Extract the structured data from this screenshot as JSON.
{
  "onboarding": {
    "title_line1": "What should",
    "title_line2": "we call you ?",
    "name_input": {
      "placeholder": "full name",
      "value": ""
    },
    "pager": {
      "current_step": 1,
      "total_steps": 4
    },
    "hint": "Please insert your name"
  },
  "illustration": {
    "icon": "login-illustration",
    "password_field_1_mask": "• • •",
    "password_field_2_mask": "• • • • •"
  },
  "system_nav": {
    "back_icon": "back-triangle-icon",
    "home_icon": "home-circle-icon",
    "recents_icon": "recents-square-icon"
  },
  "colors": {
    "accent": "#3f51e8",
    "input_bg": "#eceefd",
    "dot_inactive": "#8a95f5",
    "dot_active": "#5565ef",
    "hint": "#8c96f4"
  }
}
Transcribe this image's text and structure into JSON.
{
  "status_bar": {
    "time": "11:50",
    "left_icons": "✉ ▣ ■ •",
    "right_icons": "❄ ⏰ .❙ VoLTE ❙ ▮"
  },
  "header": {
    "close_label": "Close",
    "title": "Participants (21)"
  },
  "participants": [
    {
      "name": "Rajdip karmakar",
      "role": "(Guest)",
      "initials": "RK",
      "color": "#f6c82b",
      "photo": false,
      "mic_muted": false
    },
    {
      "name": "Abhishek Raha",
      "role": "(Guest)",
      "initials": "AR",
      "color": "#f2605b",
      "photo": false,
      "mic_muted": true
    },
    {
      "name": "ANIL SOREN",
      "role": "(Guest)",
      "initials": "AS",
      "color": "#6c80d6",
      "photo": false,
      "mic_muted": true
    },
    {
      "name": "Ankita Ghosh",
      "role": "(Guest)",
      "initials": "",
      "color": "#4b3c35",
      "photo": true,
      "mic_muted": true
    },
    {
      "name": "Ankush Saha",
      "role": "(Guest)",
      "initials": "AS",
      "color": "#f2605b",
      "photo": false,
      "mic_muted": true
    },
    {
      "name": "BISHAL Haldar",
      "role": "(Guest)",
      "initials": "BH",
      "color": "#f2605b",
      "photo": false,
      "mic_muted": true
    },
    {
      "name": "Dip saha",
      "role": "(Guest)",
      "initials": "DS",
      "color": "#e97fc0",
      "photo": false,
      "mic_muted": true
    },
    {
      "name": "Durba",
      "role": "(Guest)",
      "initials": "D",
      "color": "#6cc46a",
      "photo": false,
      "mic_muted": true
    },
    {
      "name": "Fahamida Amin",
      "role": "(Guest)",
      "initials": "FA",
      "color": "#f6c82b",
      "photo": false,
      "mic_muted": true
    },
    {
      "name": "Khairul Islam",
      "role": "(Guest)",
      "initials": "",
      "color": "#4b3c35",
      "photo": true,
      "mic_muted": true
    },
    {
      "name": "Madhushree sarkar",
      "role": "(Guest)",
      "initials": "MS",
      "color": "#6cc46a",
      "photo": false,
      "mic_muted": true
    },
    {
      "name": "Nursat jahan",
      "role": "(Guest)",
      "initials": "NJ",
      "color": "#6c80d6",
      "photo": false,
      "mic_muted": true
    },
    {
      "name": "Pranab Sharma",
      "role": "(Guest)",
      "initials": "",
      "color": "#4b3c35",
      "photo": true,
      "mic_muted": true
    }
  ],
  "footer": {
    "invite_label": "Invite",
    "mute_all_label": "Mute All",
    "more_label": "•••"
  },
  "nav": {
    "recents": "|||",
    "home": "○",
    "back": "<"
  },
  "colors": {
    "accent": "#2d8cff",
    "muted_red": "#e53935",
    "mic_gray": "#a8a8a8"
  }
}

---

### Written instruction
Set out every line from the material that contains the string "this".

### Problem solution
Extract the structured data from this screenshot as JSON.
Transcribe this image's text and structure into JSON.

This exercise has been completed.